> Records shown:
---

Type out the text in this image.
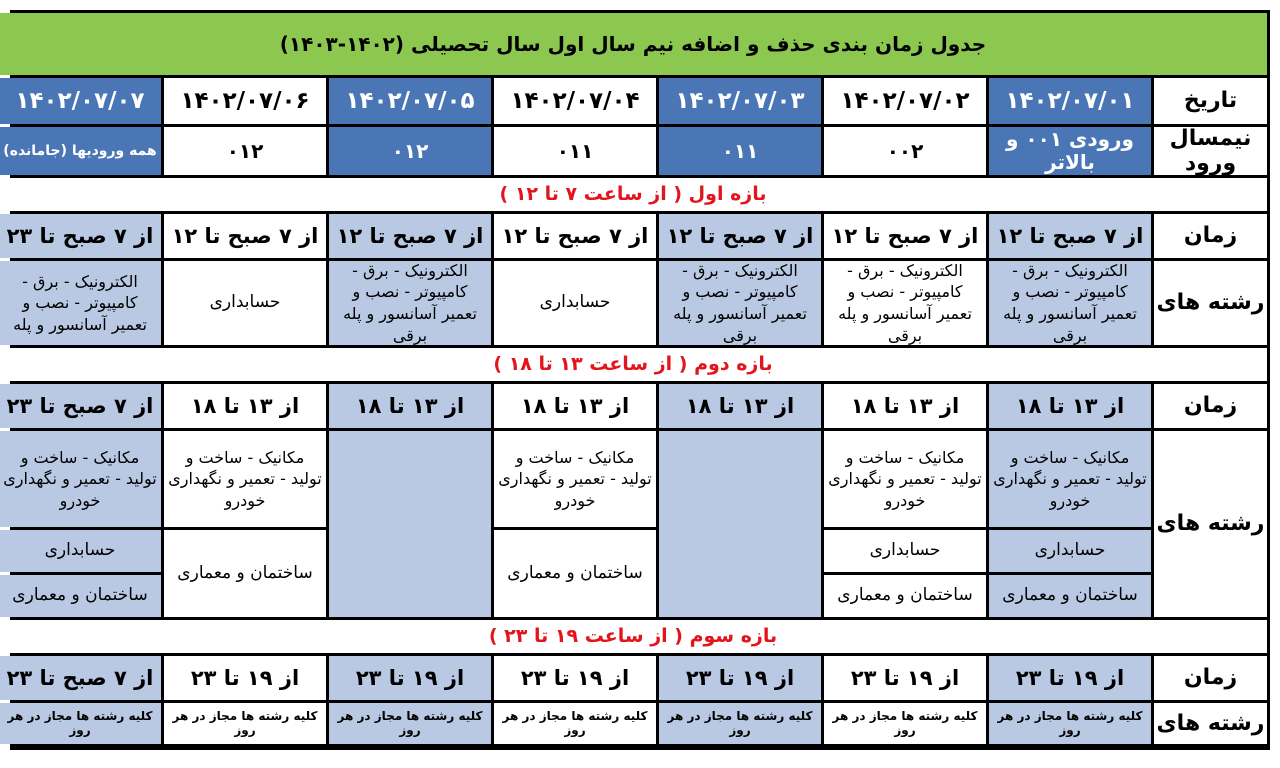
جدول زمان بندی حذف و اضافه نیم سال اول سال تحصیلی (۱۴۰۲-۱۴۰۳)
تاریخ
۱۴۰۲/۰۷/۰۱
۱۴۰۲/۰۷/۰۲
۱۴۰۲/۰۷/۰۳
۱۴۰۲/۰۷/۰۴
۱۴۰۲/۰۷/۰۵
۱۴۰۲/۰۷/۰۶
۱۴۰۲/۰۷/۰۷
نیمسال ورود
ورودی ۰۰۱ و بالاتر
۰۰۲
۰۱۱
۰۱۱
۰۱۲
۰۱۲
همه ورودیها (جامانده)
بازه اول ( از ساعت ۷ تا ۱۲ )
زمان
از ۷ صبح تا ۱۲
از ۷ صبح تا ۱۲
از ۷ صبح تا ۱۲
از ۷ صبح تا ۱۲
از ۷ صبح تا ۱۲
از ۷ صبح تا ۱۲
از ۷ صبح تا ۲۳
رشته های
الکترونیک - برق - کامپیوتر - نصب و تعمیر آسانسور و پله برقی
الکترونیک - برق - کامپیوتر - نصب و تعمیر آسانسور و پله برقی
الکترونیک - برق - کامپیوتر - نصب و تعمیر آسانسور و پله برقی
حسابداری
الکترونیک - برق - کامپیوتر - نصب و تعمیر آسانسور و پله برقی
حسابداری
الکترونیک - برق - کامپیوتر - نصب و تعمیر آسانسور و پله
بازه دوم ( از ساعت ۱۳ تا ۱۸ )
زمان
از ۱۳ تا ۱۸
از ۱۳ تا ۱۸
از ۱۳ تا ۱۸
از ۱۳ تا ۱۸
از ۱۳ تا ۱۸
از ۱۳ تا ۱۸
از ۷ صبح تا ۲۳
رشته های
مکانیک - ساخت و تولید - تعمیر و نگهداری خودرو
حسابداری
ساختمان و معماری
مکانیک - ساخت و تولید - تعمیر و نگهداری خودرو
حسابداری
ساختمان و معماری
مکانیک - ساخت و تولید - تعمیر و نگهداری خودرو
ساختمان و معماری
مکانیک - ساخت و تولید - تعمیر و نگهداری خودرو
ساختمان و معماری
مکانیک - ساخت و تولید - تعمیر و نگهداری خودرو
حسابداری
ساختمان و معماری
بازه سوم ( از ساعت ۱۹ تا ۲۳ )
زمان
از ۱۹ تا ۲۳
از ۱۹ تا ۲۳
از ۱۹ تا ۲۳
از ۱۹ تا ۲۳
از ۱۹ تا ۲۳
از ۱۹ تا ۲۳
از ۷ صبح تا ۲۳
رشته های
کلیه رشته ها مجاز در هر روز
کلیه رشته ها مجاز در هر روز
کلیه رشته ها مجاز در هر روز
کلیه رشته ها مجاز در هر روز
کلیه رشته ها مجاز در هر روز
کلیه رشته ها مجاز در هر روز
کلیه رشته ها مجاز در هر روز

---

> Your objective: Search the entries for the word "بازه" and copy every line that has it.

> In response:
بازه اول ( از ساعت ۷ تا ۱۲ )
بازه دوم ( از ساعت ۱۳ تا ۱۸ )
بازه سوم ( از ساعت ۱۹ تا ۲۳ )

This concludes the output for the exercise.